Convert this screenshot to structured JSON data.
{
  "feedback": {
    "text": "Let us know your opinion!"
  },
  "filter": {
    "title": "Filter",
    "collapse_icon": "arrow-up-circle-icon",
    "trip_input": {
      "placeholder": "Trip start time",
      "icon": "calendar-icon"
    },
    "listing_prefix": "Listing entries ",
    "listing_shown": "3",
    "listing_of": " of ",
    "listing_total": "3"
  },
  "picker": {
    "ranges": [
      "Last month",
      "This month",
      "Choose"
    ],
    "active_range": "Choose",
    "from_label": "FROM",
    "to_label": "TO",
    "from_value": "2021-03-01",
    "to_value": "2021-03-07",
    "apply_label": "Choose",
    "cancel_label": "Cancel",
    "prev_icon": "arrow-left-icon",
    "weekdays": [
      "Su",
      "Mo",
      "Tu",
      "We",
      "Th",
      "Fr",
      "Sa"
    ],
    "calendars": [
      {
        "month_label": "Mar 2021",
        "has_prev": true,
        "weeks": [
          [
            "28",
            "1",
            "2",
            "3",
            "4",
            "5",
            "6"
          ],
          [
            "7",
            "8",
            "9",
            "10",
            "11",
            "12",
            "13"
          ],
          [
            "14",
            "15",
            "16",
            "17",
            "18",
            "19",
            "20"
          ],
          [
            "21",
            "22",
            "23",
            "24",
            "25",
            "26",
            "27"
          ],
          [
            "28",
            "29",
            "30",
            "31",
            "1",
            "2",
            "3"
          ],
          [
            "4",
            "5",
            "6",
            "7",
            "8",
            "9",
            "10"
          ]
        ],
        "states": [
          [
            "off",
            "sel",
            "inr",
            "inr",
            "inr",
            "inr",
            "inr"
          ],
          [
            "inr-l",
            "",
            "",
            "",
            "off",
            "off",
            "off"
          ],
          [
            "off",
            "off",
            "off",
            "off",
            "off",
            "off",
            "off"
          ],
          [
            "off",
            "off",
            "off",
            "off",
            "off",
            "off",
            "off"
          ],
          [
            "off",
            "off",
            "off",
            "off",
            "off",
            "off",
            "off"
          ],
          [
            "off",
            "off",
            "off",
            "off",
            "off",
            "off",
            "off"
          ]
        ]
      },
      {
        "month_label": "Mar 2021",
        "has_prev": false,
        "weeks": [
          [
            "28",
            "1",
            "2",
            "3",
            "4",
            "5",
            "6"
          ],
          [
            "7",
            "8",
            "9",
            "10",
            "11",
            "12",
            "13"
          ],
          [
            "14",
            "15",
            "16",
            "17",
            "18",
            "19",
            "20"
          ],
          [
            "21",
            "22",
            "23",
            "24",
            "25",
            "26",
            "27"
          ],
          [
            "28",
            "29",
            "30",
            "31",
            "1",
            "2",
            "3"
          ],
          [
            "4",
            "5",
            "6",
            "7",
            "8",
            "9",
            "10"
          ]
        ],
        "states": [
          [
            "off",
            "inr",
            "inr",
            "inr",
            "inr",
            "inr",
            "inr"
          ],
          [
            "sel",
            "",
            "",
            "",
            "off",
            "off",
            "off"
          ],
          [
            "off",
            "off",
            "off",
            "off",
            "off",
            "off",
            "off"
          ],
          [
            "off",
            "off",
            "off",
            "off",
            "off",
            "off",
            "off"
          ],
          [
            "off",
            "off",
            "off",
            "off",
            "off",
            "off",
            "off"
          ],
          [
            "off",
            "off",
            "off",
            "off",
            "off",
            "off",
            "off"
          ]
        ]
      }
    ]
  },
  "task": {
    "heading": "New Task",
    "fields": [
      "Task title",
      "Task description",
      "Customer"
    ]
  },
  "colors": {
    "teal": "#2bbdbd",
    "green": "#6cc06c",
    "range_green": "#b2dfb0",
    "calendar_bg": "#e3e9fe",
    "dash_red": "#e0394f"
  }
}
-------
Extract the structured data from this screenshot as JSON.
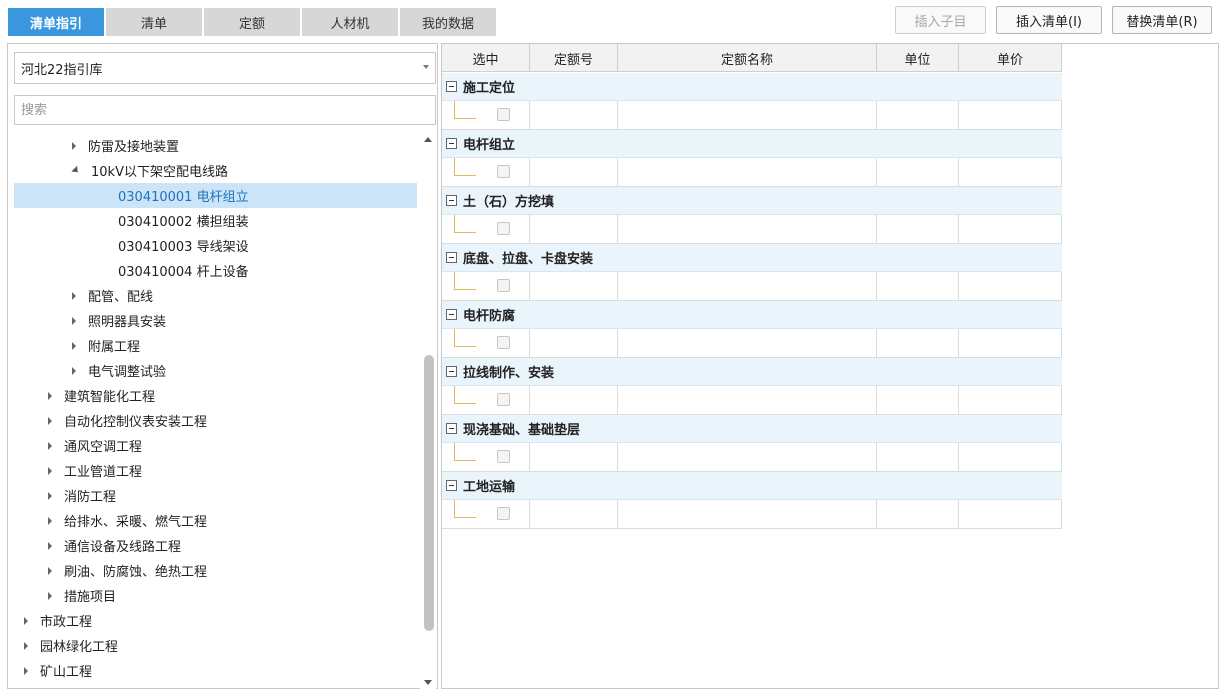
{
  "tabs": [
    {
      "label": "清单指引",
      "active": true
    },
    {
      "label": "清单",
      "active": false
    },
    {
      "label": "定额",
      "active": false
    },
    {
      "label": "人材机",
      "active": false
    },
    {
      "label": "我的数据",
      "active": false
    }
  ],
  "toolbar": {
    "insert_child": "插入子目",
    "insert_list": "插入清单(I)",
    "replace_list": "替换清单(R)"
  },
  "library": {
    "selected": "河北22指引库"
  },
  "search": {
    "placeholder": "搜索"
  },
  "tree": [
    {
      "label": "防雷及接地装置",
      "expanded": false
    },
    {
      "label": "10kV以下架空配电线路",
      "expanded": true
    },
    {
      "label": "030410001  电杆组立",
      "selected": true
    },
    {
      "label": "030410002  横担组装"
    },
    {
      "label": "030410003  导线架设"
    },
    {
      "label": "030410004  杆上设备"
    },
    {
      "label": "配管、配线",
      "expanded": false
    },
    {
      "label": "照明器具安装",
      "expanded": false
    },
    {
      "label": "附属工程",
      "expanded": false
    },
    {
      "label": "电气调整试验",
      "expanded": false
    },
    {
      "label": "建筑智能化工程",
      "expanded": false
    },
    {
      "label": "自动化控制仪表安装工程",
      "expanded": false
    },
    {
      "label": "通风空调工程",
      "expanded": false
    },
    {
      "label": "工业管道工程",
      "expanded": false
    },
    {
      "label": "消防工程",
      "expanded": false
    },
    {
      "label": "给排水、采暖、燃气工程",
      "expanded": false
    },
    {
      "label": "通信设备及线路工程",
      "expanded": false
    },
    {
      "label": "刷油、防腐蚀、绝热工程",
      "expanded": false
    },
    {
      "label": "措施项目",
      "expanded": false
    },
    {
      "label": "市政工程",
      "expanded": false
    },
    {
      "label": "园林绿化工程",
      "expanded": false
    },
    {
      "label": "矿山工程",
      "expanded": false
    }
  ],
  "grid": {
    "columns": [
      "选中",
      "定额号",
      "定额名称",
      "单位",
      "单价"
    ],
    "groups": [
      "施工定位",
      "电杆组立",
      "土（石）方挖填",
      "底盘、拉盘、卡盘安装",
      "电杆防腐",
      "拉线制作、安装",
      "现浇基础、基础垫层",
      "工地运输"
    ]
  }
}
-------
* Prompt: Work out how many lines of the listing above include the word "JSON". Report only the number.

* Written answer: 2